DIRECTIONS FOR THIS TASK: Take the material and output all of it exactly.
>> begin EXCERPTED DATA
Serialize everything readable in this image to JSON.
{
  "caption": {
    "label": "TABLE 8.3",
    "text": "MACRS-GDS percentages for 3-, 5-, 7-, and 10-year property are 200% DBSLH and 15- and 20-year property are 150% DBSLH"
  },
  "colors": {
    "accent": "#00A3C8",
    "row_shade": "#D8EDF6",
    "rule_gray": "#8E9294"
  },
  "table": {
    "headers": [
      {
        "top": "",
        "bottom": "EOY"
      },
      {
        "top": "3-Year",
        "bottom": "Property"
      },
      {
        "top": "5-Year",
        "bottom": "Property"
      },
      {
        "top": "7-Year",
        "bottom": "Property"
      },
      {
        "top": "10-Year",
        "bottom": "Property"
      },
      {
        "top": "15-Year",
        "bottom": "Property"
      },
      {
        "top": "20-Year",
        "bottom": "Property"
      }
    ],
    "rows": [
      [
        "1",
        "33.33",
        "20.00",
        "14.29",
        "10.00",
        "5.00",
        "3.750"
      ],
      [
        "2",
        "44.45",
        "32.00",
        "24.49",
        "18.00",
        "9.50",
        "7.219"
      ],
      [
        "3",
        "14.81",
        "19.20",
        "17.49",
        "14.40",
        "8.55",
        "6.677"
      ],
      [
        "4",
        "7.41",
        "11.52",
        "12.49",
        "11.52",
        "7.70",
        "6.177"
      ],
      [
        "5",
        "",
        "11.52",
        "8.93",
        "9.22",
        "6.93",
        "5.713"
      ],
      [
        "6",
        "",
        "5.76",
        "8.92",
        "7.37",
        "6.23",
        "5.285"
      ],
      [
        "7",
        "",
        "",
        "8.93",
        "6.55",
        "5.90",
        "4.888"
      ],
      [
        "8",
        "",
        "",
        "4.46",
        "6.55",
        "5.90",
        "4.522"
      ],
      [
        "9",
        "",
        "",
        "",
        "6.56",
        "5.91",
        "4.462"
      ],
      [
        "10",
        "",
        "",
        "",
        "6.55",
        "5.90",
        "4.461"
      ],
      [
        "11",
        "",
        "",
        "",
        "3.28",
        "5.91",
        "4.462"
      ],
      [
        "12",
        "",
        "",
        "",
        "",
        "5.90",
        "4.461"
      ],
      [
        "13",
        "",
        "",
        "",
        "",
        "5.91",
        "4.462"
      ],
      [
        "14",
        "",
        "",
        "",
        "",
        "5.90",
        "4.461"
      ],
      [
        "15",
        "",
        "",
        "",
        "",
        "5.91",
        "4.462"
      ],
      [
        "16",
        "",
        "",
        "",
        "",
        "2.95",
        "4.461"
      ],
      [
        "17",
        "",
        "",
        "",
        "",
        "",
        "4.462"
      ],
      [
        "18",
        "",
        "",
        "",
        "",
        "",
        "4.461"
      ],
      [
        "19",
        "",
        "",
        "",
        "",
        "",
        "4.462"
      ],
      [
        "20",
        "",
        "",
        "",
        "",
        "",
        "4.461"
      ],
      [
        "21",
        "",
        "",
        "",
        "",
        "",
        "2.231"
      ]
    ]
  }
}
>> end EXCERPTED DATA
SOLUTION TO THE PROBLEM:
Serialize everything readable in this image to JSON.
{
  "caption": {
    "label": "TABLE 8.3",
    "text": "MACRS-GDS percentages for 3-, 5-, 7-, and 10-year property are 200% DBSLH and 15- and 20-year property are 150% DBSLH"
  },
  "colors": {
    "accent": "#00A3C8",
    "row_shade": "#D8EDF6",
    "rule_gray": "#8E9294"
  },
  "table": {
    "headers": [
      {
        "top": "",
        "bottom": "EOY"
      },
      {
        "top": "3-Year",
        "bottom": "Property"
      },
      {
        "top": "5-Year",
        "bottom": "Property"
      },
      {
        "top": "7-Year",
        "bottom": "Property"
      },
      {
        "top": "10-Year",
        "bottom": "Property"
      },
      {
        "top": "15-Year",
        "bottom": "Property"
      },
      {
        "top": "20-Year",
        "bottom": "Property"
      }
    ],
    "rows": [
      [
        "1",
        "33.33",
        "20.00",
        "14.29",
        "10.00",
        "5.00",
        "3.750"
      ],
      [
        "2",
        "44.45",
        "32.00",
        "24.49",
        "18.00",
        "9.50",
        "7.219"
      ],
      [
        "3",
        "14.81",
        "19.20",
        "17.49",
        "14.40",
        "8.55",
        "6.677"
      ],
      [
        "4",
        "7.41",
        "11.52",
        "12.49",
        "11.52",
        "7.70",
        "6.177"
      ],
      [
        "5",
        "",
        "11.52",
        "8.93",
        "9.22",
        "6.93",
        "5.713"
      ],
      [
        "6",
        "",
        "5.76",
        "8.92",
        "7.37",
        "6.23",
        "5.285"
      ],
      [
        "7",
        "",
        "",
        "8.93",
        "6.55",
        "5.90",
        "4.888"
      ],
      [
        "8",
        "",
        "",
        "4.46",
        "6.55",
        "5.90",
        "4.522"
      ],
      [
        "9",
        "",
        "",
        "",
        "6.56",
        "5.91",
        "4.462"
      ],
      [
        "10",
        "",
        "",
        "",
        "6.55",
        "5.90",
        "4.461"
      ],
      [
        "11",
        "",
        "",
        "",
        "3.28",
        "5.91",
        "4.462"
      ],
      [
        "12",
        "",
        "",
        "",
        "",
        "5.90",
        "4.461"
      ],
      [
        "13",
        "",
        "",
        "",
        "",
        "5.91",
        "4.462"
      ],
      [
        "14",
        "",
        "",
        "",
        "",
        "5.90",
        "4.461"
      ],
      [
        "15",
        "",
        "",
        "",
        "",
        "5.91",
        "4.462"
      ],
      [
        "16",
        "",
        "",
        "",
        "",
        "2.95",
        "4.461"
      ],
      [
        "17",
        "",
        "",
        "",
        "",
        "",
        "4.462"
      ],
      [
        "18",
        "",
        "",
        "",
        "",
        "",
        "4.461"
      ],
      [
        "19",
        "",
        "",
        "",
        "",
        "",
        "4.462"
      ],
      [
        "20",
        "",
        "",
        "",
        "",
        "",
        "4.461"
      ],
      [
        "21",
        "",
        "",
        "",
        "",
        "",
        "2.231"
      ]
    ]
  }
}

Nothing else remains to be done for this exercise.